→ GOAL OF THE EXERCISE: Exclude the pictures and return every line exactly as written.
### MATERIAL SHOWN
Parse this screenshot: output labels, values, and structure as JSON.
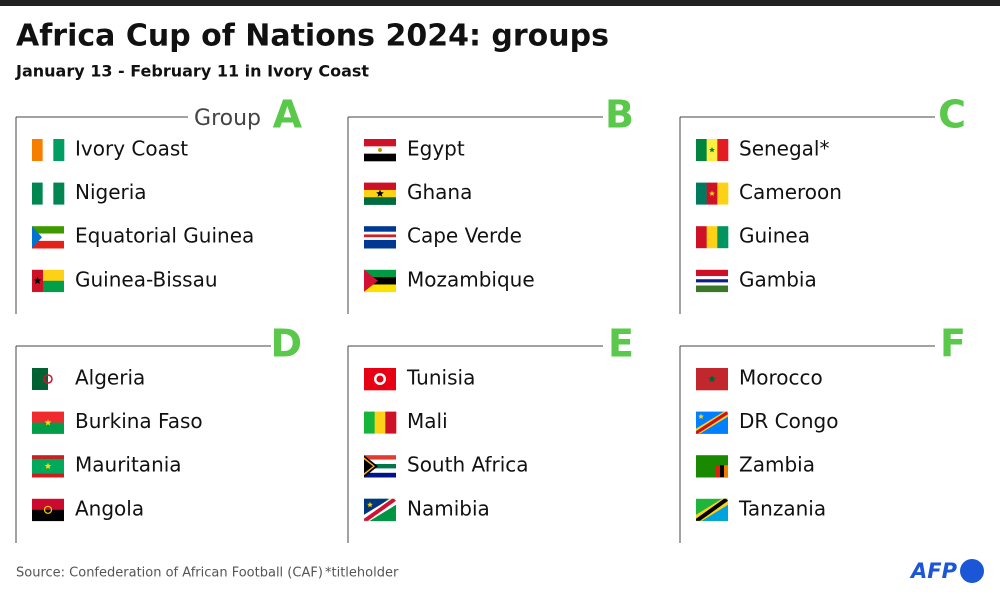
{
  "header": {
    "title": "Africa Cup of Nations 2024: groups",
    "subtitle": "January 13 - February 11 in Ivory Coast"
  },
  "group_label": "Group",
  "groups": [
    {
      "letter": "A",
      "teams": [
        "Ivory Coast",
        "Nigeria",
        "Equatorial Guinea",
        "Guinea-Bissau"
      ]
    },
    {
      "letter": "B",
      "teams": [
        "Egypt",
        "Ghana",
        "Cape Verde",
        "Mozambique"
      ]
    },
    {
      "letter": "C",
      "teams": [
        "Senegal*",
        "Cameroon",
        "Guinea",
        "Gambia"
      ]
    },
    {
      "letter": "D",
      "teams": [
        "Algeria",
        "Burkina Faso",
        "Mauritania",
        "Angola"
      ]
    },
    {
      "letter": "E",
      "teams": [
        "Tunisia",
        "Mali",
        "South Africa",
        "Namibia"
      ]
    },
    {
      "letter": "F",
      "teams": [
        "Morocco",
        "DR Congo",
        "Zambia",
        "Tanzania"
      ]
    }
  ],
  "footer": {
    "source": "Source: Confederation of African Football (CAF)",
    "note": "*titleholder",
    "logo": "AFP"
  }
}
######
→ ANSWER TO THE PROBLEM:
Parse this screenshot: output labels, values, and structure as JSON.
{
  "header": {
    "title": "Africa Cup of Nations 2024: groups",
    "subtitle": "January 13 - February 11 in Ivory Coast"
  },
  "group_label": "Group",
  "groups": [
    {
      "letter": "A",
      "teams": [
        "Ivory Coast",
        "Nigeria",
        "Equatorial Guinea",
        "Guinea-Bissau"
      ]
    },
    {
      "letter": "B",
      "teams": [
        "Egypt",
        "Ghana",
        "Cape Verde",
        "Mozambique"
      ]
    },
    {
      "letter": "C",
      "teams": [
        "Senegal*",
        "Cameroon",
        "Guinea",
        "Gambia"
      ]
    },
    {
      "letter": "D",
      "teams": [
        "Algeria",
        "Burkina Faso",
        "Mauritania",
        "Angola"
      ]
    },
    {
      "letter": "E",
      "teams": [
        "Tunisia",
        "Mali",
        "South Africa",
        "Namibia"
      ]
    },
    {
      "letter": "F",
      "teams": [
        "Morocco",
        "DR Congo",
        "Zambia",
        "Tanzania"
      ]
    }
  ],
  "footer": {
    "source": "Source: Confederation of African Football (CAF)",
    "note": "*titleholder",
    "logo": "AFP"
  }
}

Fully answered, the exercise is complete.